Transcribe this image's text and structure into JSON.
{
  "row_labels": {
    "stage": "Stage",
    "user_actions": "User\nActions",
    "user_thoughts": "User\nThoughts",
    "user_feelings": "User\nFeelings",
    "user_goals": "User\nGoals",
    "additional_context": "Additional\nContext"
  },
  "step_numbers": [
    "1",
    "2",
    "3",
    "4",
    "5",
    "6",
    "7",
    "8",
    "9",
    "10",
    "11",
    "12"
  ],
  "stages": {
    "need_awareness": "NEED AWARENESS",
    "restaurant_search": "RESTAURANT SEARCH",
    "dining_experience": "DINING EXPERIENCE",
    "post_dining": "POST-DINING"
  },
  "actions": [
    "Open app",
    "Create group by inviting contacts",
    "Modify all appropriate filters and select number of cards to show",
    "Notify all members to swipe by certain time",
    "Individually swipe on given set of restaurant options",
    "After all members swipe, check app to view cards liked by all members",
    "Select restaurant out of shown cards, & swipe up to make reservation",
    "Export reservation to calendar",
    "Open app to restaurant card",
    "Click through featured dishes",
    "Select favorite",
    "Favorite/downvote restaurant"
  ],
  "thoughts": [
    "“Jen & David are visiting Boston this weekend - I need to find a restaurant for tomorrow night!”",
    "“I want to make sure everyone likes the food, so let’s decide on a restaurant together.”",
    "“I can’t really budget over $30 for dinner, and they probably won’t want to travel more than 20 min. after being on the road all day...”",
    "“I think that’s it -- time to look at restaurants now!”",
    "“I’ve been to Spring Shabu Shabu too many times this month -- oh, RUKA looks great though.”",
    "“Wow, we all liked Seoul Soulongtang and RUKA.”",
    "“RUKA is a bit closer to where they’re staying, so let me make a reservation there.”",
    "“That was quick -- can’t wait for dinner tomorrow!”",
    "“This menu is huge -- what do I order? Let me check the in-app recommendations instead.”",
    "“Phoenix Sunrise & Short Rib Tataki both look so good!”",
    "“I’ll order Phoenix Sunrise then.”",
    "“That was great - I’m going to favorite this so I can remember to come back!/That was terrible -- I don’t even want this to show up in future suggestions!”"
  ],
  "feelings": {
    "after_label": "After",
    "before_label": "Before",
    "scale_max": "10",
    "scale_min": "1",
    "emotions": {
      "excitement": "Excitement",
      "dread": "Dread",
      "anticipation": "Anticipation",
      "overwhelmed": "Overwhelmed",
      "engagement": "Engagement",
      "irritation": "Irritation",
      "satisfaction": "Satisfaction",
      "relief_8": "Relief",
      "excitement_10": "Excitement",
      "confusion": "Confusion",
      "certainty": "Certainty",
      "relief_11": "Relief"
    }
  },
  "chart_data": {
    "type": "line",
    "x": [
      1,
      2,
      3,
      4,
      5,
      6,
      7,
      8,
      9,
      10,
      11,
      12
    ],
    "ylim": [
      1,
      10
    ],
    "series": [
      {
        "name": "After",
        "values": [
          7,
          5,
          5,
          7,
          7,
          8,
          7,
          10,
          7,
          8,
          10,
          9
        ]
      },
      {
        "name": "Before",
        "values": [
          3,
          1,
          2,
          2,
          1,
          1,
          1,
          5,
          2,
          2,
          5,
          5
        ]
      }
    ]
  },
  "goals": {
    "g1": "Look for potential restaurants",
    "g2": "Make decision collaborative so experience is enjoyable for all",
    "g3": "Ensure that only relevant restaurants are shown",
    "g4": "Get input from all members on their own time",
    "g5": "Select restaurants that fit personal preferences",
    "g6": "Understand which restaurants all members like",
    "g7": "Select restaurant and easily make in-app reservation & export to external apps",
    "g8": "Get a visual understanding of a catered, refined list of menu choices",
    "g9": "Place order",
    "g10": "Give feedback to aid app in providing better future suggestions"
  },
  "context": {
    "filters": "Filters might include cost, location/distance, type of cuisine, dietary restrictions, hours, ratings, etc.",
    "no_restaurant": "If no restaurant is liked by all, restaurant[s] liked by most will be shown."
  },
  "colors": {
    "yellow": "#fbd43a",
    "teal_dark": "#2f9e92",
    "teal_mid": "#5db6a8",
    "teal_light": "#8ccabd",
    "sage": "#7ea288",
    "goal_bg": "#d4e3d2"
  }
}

WHAT NEEDS TO BE DONE → From the preceding material, extract every line exactly.

EXPECTED OUTPUT →
Transcribe this image's text and structure into JSON.
{
  "row_labels": {
    "stage": "Stage",
    "user_actions": "User\nActions",
    "user_thoughts": "User\nThoughts",
    "user_feelings": "User\nFeelings",
    "user_goals": "User\nGoals",
    "additional_context": "Additional\nContext"
  },
  "step_numbers": [
    "1",
    "2",
    "3",
    "4",
    "5",
    "6",
    "7",
    "8",
    "9",
    "10",
    "11",
    "12"
  ],
  "stages": {
    "need_awareness": "NEED AWARENESS",
    "restaurant_search": "RESTAURANT SEARCH",
    "dining_experience": "DINING EXPERIENCE",
    "post_dining": "POST-DINING"
  },
  "actions": [
    "Open app",
    "Create group by inviting contacts",
    "Modify all appropriate filters and select number of cards to show",
    "Notify all members to swipe by certain time",
    "Individually swipe on given set of restaurant options",
    "After all members swipe, check app to view cards liked by all members",
    "Select restaurant out of shown cards, & swipe up to make reservation",
    "Export reservation to calendar",
    "Open app to restaurant card",
    "Click through featured dishes",
    "Select favorite",
    "Favorite/downvote restaurant"
  ],
  "thoughts": [
    "“Jen & David are visiting Boston this weekend - I need to find a restaurant for tomorrow night!”",
    "“I want to make sure everyone likes the food, so let’s decide on a restaurant together.”",
    "“I can’t really budget over $30 for dinner, and they probably won’t want to travel more than 20 min. after being on the road all day...”",
    "“I think that’s it -- time to look at restaurants now!”",
    "“I’ve been to Spring Shabu Shabu too many times this month -- oh, RUKA looks great though.”",
    "“Wow, we all liked Seoul Soulongtang and RUKA.”",
    "“RUKA is a bit closer to where they’re staying, so let me make a reservation there.”",
    "“That was quick -- can’t wait for dinner tomorrow!”",
    "“This menu is huge -- what do I order? Let me check the in-app recommendations instead.”",
    "“Phoenix Sunrise & Short Rib Tataki both look so good!”",
    "“I’ll order Phoenix Sunrise then.”",
    "“That was great - I’m going to favorite this so I can remember to come back!/That was terrible -- I don’t even want this to show up in future suggestions!”"
  ],
  "feelings": {
    "after_label": "After",
    "before_label": "Before",
    "scale_max": "10",
    "scale_min": "1",
    "emotions": {
      "excitement": "Excitement",
      "dread": "Dread",
      "anticipation": "Anticipation",
      "overwhelmed": "Overwhelmed",
      "engagement": "Engagement",
      "irritation": "Irritation",
      "satisfaction": "Satisfaction",
      "relief_8": "Relief",
      "excitement_10": "Excitement",
      "confusion": "Confusion",
      "certainty": "Certainty",
      "relief_11": "Relief"
    }
  },
  "chart_data": {
    "type": "line",
    "x": [
      1,
      2,
      3,
      4,
      5,
      6,
      7,
      8,
      9,
      10,
      11,
      12
    ],
    "ylim": [
      1,
      10
    ],
    "series": [
      {
        "name": "After",
        "values": [
          7,
          5,
          5,
          7,
          7,
          8,
          7,
          10,
          7,
          8,
          10,
          9
        ]
      },
      {
        "name": "Before",
        "values": [
          3,
          1,
          2,
          2,
          1,
          1,
          1,
          5,
          2,
          2,
          5,
          5
        ]
      }
    ]
  },
  "goals": {
    "g1": "Look for potential restaurants",
    "g2": "Make decision collaborative so experience is enjoyable for all",
    "g3": "Ensure that only relevant restaurants are shown",
    "g4": "Get input from all members on their own time",
    "g5": "Select restaurants that fit personal preferences",
    "g6": "Understand which restaurants all members like",
    "g7": "Select restaurant and easily make in-app reservation & export to external apps",
    "g8": "Get a visual understanding of a catered, refined list of menu choices",
    "g9": "Place order",
    "g10": "Give feedback to aid app in providing better future suggestions"
  },
  "context": {
    "filters": "Filters might include cost, location/distance, type of cuisine, dietary restrictions, hours, ratings, etc.",
    "no_restaurant": "If no restaurant is liked by all, restaurant[s] liked by most will be shown."
  },
  "colors": {
    "yellow": "#fbd43a",
    "teal_dark": "#2f9e92",
    "teal_mid": "#5db6a8",
    "teal_light": "#8ccabd",
    "sage": "#7ea288",
    "goal_bg": "#d4e3d2"
  }
}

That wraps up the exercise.